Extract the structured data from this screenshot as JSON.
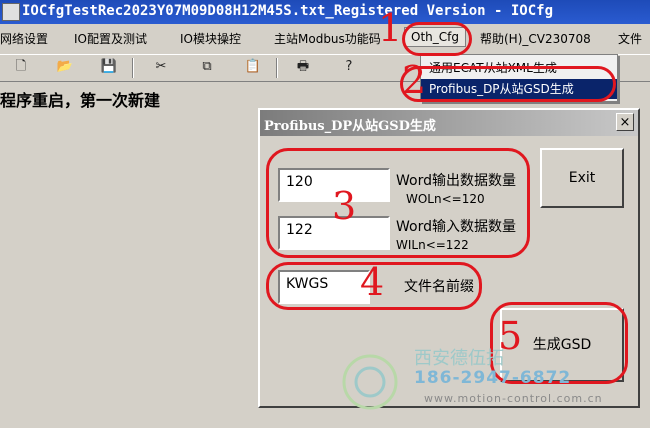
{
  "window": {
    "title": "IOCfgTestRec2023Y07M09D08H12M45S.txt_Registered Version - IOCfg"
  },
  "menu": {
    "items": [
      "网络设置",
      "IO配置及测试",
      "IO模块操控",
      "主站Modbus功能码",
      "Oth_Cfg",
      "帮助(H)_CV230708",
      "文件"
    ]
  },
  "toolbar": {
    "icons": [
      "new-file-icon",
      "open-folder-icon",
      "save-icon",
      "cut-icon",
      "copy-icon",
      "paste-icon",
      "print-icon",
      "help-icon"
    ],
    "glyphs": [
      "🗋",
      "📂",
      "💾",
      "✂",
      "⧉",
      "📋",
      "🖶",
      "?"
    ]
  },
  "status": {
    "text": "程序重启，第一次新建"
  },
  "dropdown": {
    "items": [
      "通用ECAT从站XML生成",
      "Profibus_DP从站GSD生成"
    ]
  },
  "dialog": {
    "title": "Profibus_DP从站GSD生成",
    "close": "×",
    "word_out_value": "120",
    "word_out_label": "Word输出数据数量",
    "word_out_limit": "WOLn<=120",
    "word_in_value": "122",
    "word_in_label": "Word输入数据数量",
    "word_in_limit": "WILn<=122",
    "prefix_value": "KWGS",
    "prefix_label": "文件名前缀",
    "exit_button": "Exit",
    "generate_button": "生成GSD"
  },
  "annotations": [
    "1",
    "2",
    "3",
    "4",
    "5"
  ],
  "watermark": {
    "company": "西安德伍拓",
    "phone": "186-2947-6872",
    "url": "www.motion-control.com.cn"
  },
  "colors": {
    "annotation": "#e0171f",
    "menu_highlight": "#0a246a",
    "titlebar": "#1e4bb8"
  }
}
**********
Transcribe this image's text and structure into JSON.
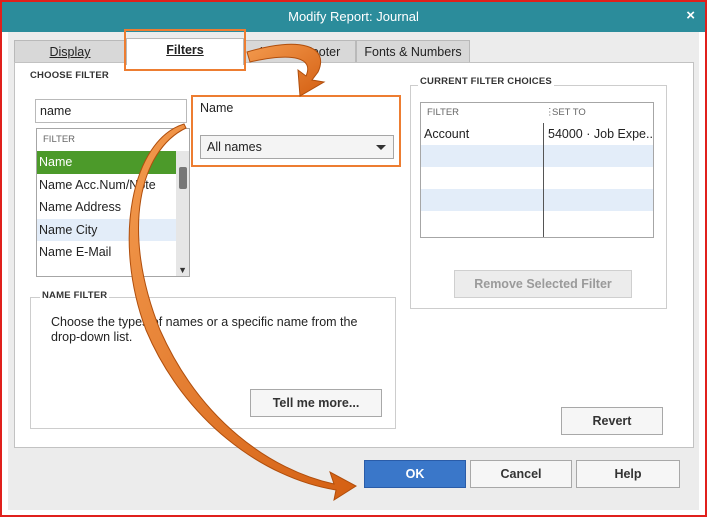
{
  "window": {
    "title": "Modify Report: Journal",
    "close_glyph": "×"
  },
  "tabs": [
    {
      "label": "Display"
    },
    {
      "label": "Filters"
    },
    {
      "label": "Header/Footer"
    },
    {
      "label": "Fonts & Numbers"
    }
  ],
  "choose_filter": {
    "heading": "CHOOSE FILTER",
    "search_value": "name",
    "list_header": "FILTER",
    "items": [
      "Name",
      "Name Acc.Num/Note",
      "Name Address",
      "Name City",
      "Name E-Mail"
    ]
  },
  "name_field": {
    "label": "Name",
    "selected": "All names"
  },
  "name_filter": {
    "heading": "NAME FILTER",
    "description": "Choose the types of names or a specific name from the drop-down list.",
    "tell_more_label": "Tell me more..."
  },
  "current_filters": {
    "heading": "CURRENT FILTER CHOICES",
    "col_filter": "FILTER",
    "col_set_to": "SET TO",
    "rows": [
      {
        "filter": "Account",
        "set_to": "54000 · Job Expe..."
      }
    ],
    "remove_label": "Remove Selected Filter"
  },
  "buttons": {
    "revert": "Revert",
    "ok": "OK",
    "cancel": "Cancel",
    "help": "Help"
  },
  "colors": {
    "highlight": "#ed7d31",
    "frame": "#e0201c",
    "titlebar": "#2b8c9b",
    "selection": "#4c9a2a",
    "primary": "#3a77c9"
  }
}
**********
▶ YOUR GOAL: Tell how many lines above contain the word "text". Give the number alone.

▶ SOLUTION BELOW: 2